— REQUIRED WORK —
Find each line that has the string "hodnotu" and give the total, with nothing else.

— DATASET —

start

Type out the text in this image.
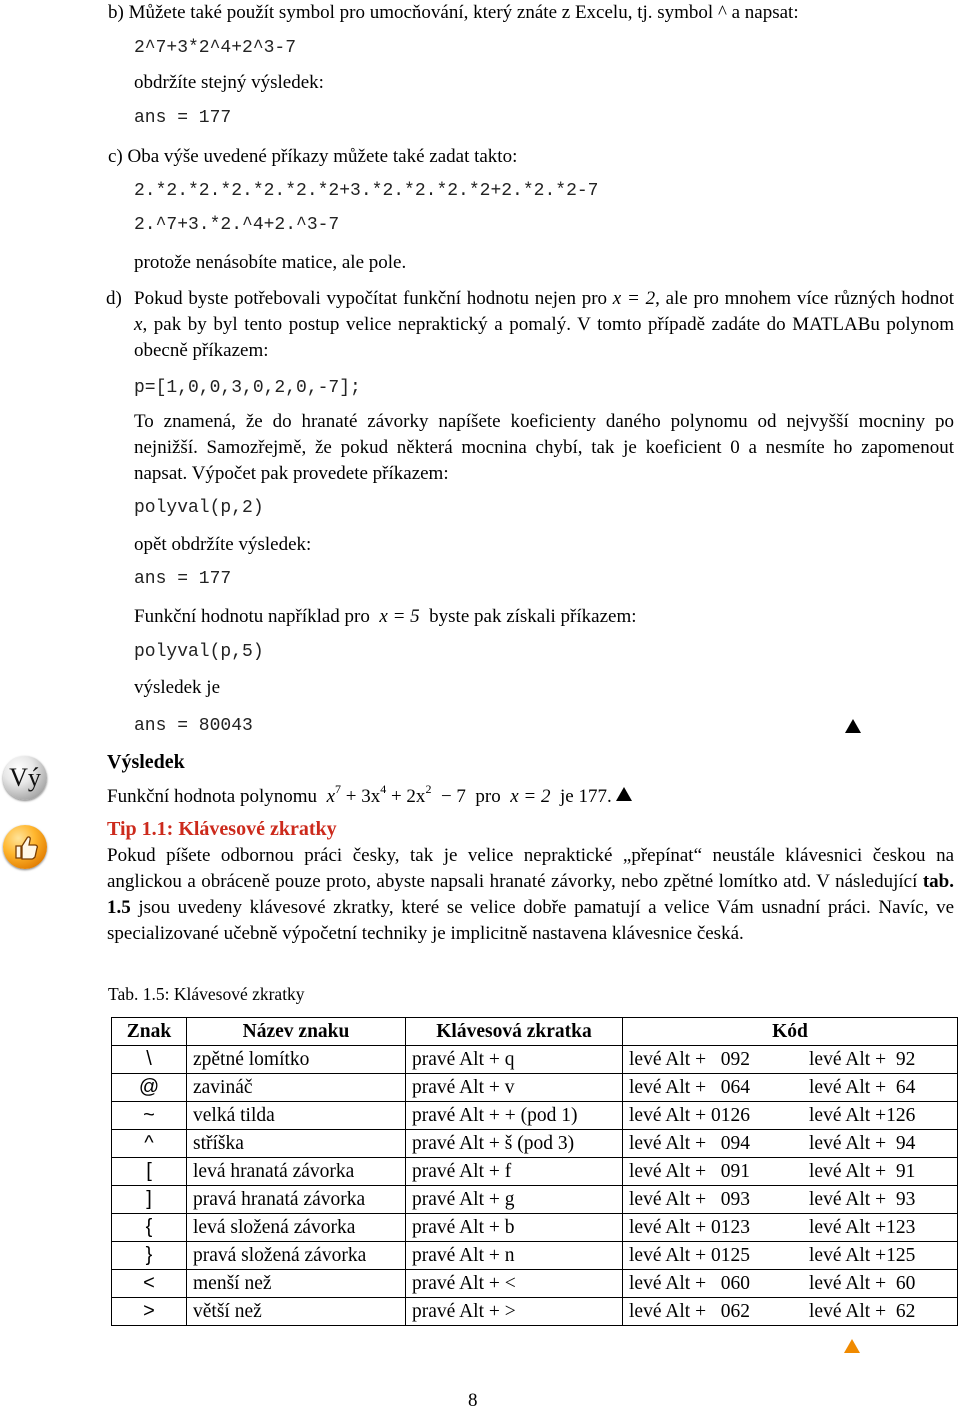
b) Můžete také použít symbol pro umocňování, který znáte z Excelu, tj. symbol ^ a napsat:
2^7+3*2^4+2^3-7
obdržíte stejný výsledek:
ans = 177
c) Oba výše uvedené příkazy můžete také zadat takto:
2.*2.*2.*2.*2.*2.*2+3.*2.*2.*2.*2+2.*2.*2-7
2.^7+3.*2.^4+2.^3-7
protože nenásobíte matice, ale pole.
d) Pokud byste potřebovali vypočítat funkční hodnotu nejen pro x = 2, ale pro mnohem více různých hodnot x, pak by byl tento postup velice nepraktický a pomalý. V tomto případě zadáte do MATLABu polynom obecně příkazem:
p=[1,0,0,3,0,2,0,-7];
To znamená, že do hranaté závorky napíšete koeficienty daného polynomu od nejvyšší mocniny po nejnižší. Samozřejmě, že pokud některá mocnina chybí, tak je koeficient 0 a nesmíte ho zapomenout napsat. Výpočet pak provedete příkazem:
polyval(p,2)
opět obdržíte výsledek:
ans = 177
Funkční hodnotu například pro x = 5 byste pak získali příkazem:
polyval(p,5)
výsledek je
ans = 80043
Vý
Výsledek
Funkční hodnota polynomu $x^7 + 3x^4 + 2x^2 - 7$ pro x = 2 je 177.
Tip 1.1: Klávesové zkratky
Pokud píšete odbornou práci česky, tak je velice nepraktické „přepínat“ neustále klávesnici českou na anglickou a obráceně pouze proto, abyste napsali hranaté závorky, nebo zpětné lomítko atd. V následující tab. 1.5 jsou uvedeny klávesové zkratky, které se velice dobře pamatují a velice Vám usnadní práci. Navíc, ve specializované učebně výpočetní techniky je implicitně nastavena klávesnice česká.
Tab. 1.5: Klávesové zkratky
Znak	Název znaku	Klávesová zkratka	Kód	
\	zpětné lomítko	pravé Alt + q	levé Alt +   092	levé Alt +  92
@	zavináč	pravé Alt + v	levé Alt +   064	levé Alt +  64
~	velká tilda	pravé Alt + + (pod 1)	levé Alt + 0126	levé Alt +126
^	stříška	pravé Alt + š (pod 3)	levé Alt +   094	levé Alt +  94
[	levá hranatá závorka	pravé Alt + f	levé Alt +   091	levé Alt +  91
]	pravá hranatá závorka	pravé Alt + g	levé Alt +   093	levé Alt +  93
{	levá složená závorka	pravé Alt + b	levé Alt + 0123	levé Alt +123
}	pravá složená závorka	pravé Alt + n	levé Alt + 0125	levé Alt +125
<	menší než	pravé Alt + <	levé Alt +   060	levé Alt +  60
>	větší než	pravé Alt + >	levé Alt +   062	levé Alt +  62
8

end

— EXERCISE RESPONSE —
2